### DATASET EXCERPTS ###

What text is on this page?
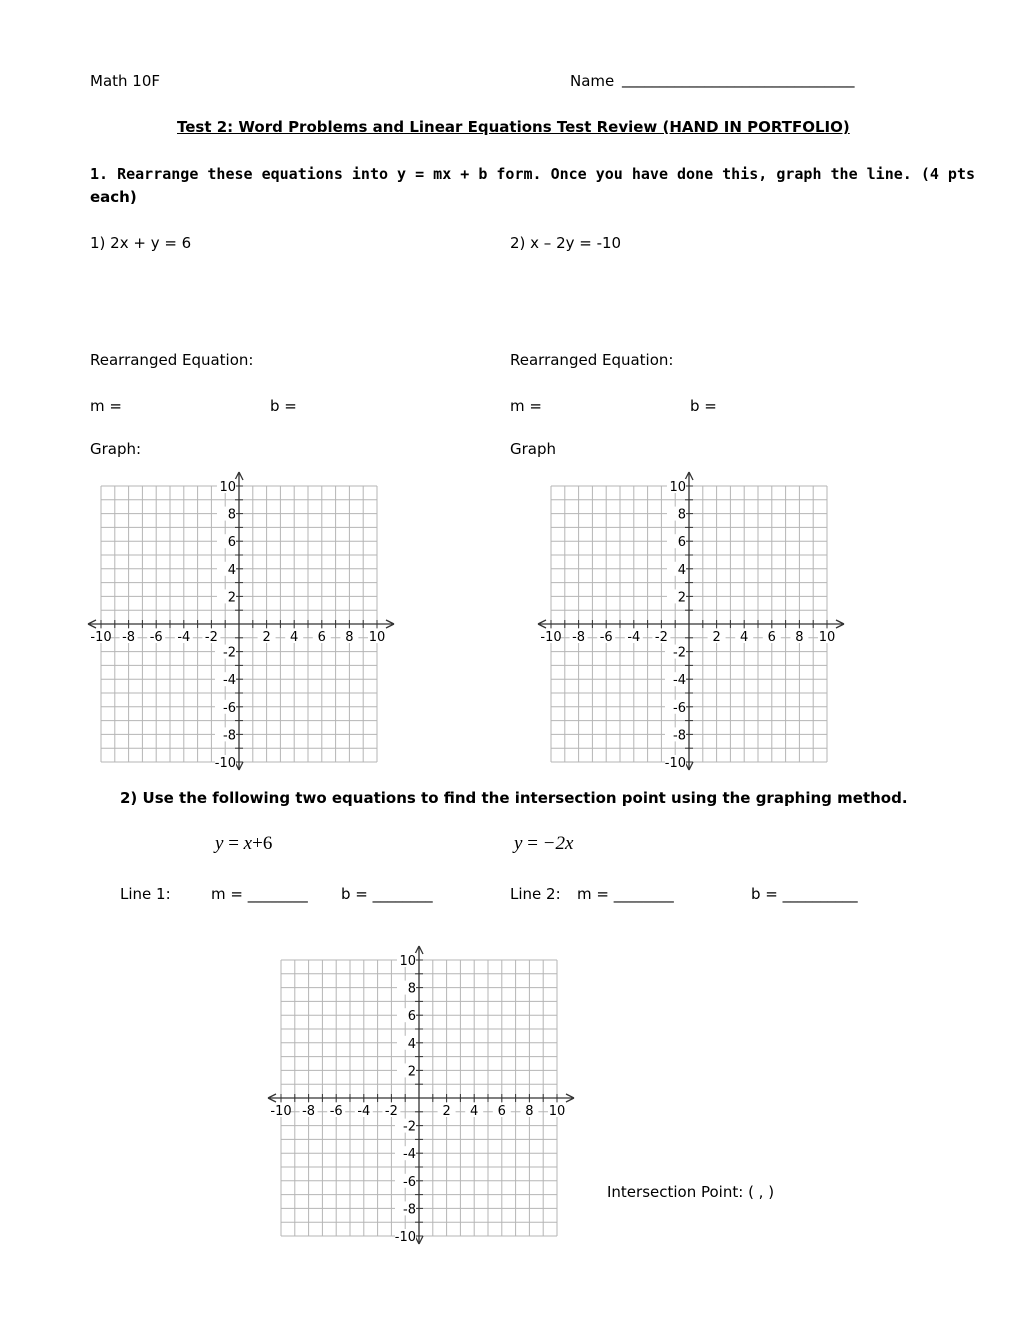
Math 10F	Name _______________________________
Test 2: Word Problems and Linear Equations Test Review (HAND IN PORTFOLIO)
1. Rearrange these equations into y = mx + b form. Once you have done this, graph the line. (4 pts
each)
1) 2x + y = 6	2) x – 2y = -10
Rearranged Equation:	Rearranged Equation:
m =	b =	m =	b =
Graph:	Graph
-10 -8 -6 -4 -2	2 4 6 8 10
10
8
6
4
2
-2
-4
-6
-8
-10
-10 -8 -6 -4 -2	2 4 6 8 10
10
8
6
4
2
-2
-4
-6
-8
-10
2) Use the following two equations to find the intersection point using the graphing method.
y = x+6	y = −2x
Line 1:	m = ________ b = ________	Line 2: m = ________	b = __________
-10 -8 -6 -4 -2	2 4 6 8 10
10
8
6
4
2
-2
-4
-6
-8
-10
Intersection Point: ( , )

###

Transcribe the records above verbatim. Do not carry over any picture.

What text is on this page?
Math 10F	Name _______________________________
Test 2: Word Problems and Linear Equations Test Review (HAND IN PORTFOLIO)
1. Rearrange these equations into y = mx + b form. Once you have done this, graph the line. (4 pts
each)
1) 2x + y = 6	2) x – 2y = -10
Rearranged Equation:	Rearranged Equation:
m =	b =	m =	b =
Graph:	Graph
-10 -8 -6 -4 -2	2 4 6 8 10
10
8
6
4
2
-2
-4
-6
-8
-10
-10 -8 -6 -4 -2	2 4 6 8 10
10
8
6
4
2
-2
-4
-6
-8
-10
2) Use the following two equations to find the intersection point using the graphing method.
y = x+6	y = −2x
Line 1:	m = ________ b = ________	Line 2: m = ________	b = __________
-10 -8 -6 -4 -2	2 4 6 8 10
10
8
6
4
2
-2
-4
-6
-8
-10
Intersection Point: ( , )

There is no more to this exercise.